TASK DESCRIPTION:
Spot each line in the records below where the word "data" occurs, then copy it.
Start of MATERIAL FOR THIS TASK
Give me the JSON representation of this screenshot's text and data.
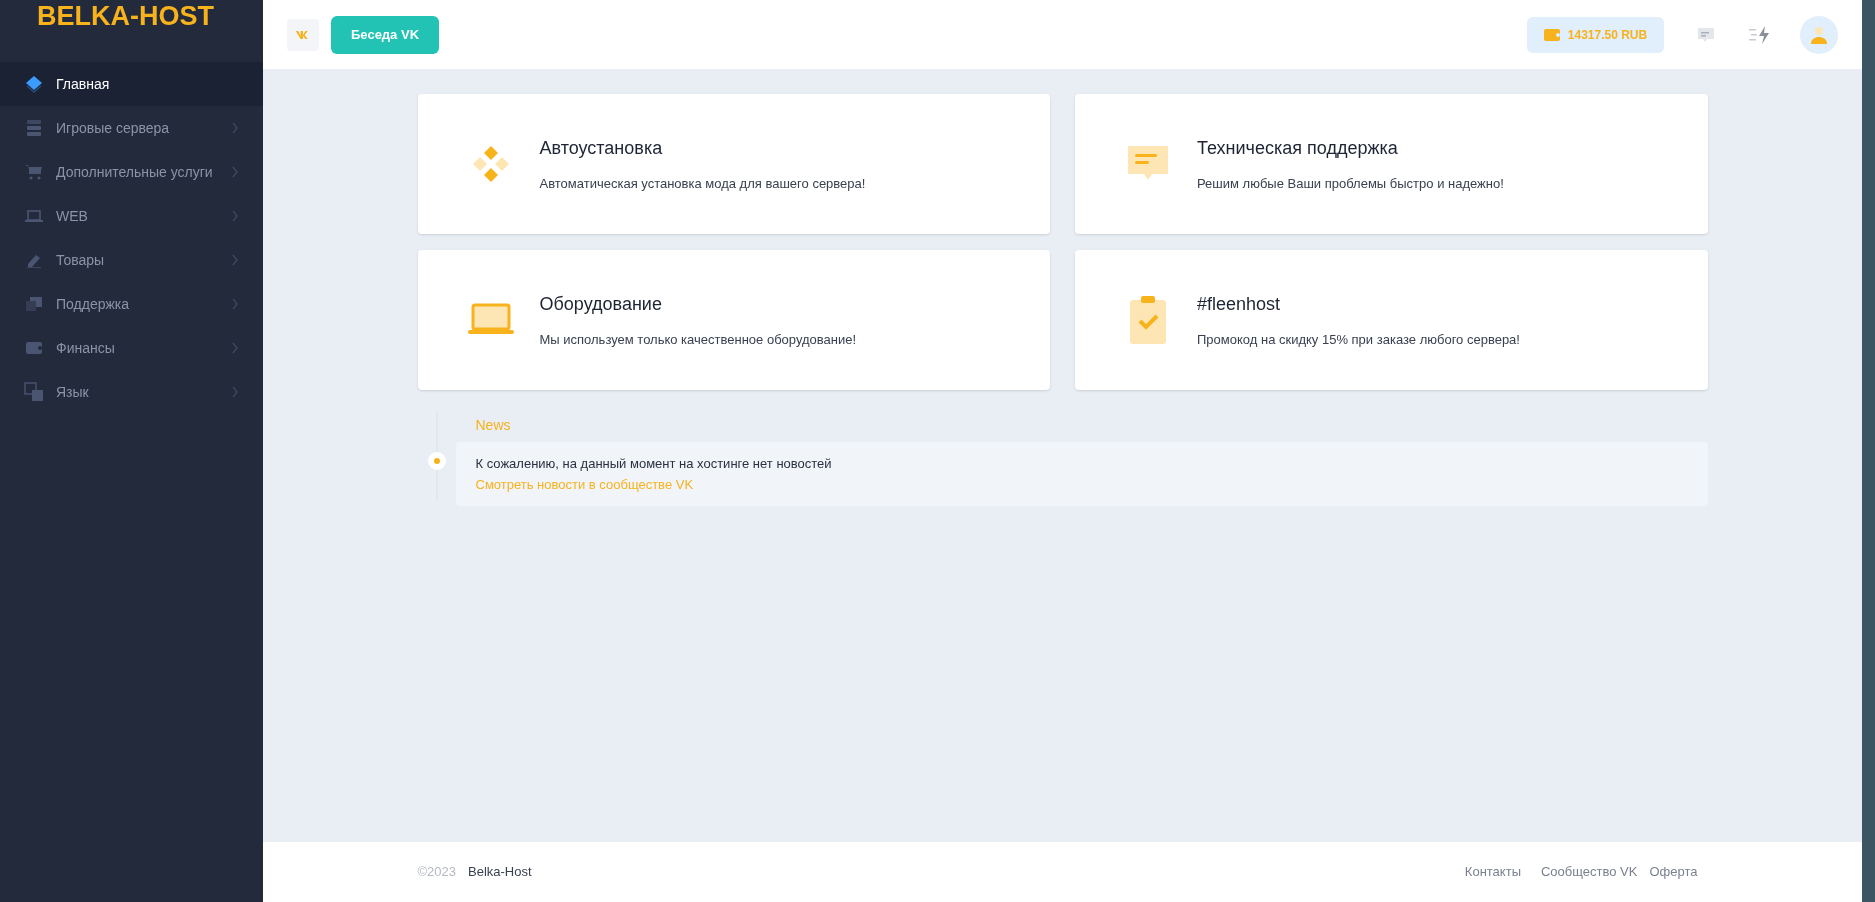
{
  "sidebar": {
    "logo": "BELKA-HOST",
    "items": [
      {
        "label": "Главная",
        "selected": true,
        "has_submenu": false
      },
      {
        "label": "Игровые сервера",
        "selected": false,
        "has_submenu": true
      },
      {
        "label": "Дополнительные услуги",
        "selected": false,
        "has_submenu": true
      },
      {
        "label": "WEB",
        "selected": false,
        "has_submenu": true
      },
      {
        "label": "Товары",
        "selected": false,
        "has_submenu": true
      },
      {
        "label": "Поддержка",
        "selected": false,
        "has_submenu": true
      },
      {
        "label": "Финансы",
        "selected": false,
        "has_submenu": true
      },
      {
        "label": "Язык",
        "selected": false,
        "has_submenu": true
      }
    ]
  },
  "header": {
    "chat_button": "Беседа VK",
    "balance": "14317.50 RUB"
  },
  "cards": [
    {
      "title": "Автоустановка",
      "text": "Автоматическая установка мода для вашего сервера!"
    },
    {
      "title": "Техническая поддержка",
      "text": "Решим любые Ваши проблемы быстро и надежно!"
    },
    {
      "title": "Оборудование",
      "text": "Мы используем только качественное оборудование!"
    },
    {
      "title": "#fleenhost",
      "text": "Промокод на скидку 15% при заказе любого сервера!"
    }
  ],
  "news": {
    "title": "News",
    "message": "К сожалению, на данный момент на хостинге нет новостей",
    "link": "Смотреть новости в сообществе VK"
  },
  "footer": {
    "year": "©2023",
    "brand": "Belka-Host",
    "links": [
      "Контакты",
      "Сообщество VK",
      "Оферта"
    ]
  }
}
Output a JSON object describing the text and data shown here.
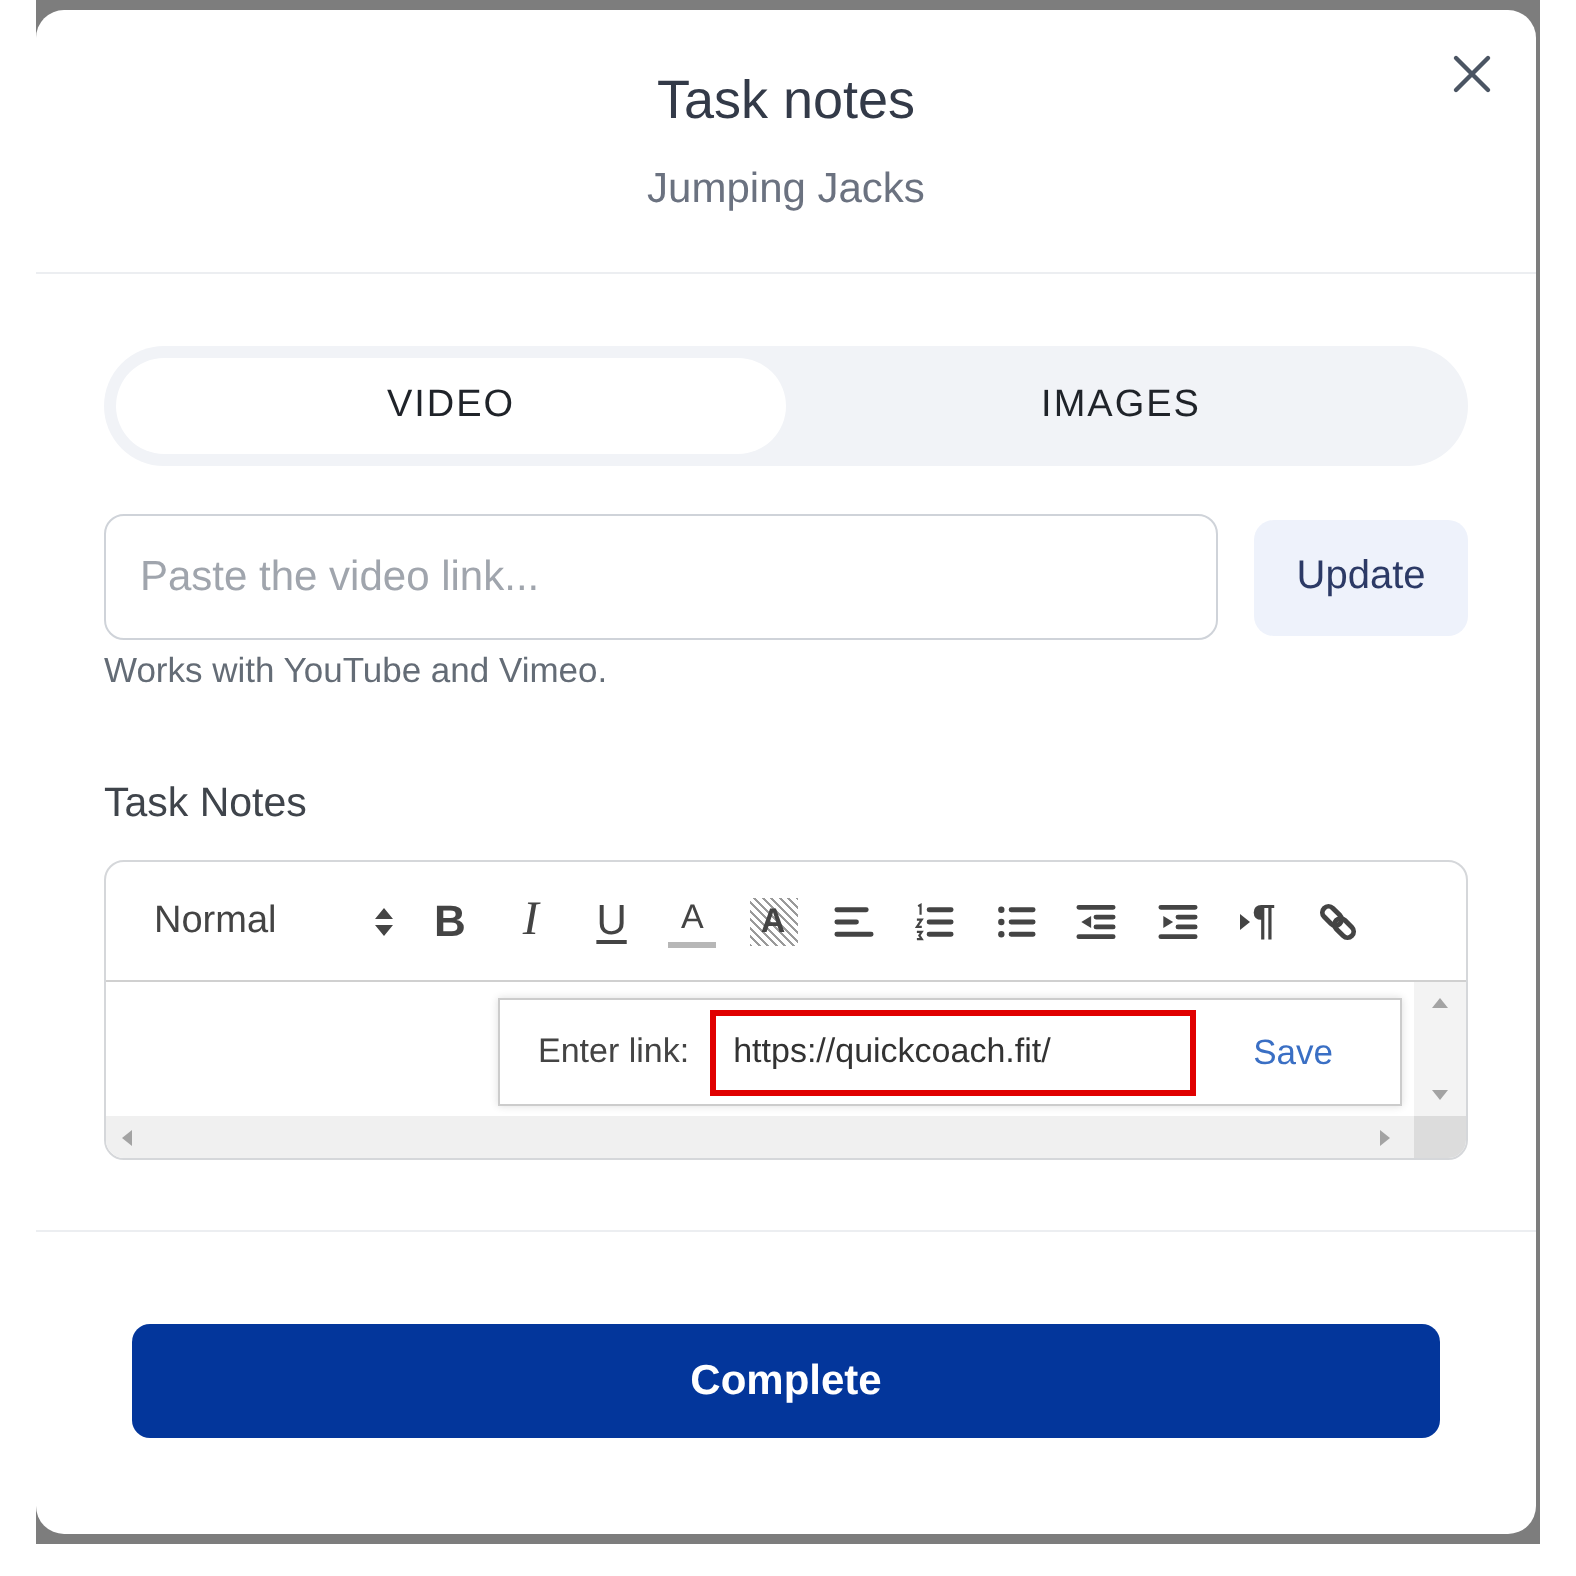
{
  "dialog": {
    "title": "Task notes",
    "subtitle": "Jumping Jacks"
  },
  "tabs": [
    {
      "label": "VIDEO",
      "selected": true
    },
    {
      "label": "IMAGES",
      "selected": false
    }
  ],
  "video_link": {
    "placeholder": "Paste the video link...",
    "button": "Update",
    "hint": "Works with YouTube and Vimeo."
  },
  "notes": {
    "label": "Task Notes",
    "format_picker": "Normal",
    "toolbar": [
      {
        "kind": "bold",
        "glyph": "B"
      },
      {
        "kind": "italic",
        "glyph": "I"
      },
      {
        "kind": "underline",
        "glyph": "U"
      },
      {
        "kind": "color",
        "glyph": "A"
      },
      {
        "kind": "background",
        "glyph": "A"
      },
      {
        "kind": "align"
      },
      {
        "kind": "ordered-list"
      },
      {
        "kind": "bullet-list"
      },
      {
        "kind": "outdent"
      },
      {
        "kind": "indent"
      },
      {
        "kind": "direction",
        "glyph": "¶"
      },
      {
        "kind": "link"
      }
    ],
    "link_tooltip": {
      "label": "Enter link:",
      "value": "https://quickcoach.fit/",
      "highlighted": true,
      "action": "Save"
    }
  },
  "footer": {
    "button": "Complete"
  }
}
End of MATERIAL FOR THIS TASK
THE RESPONSE:
Give me the JSON representation of this screenshot's text and data.
Output a JSON object describing the text and data shown here.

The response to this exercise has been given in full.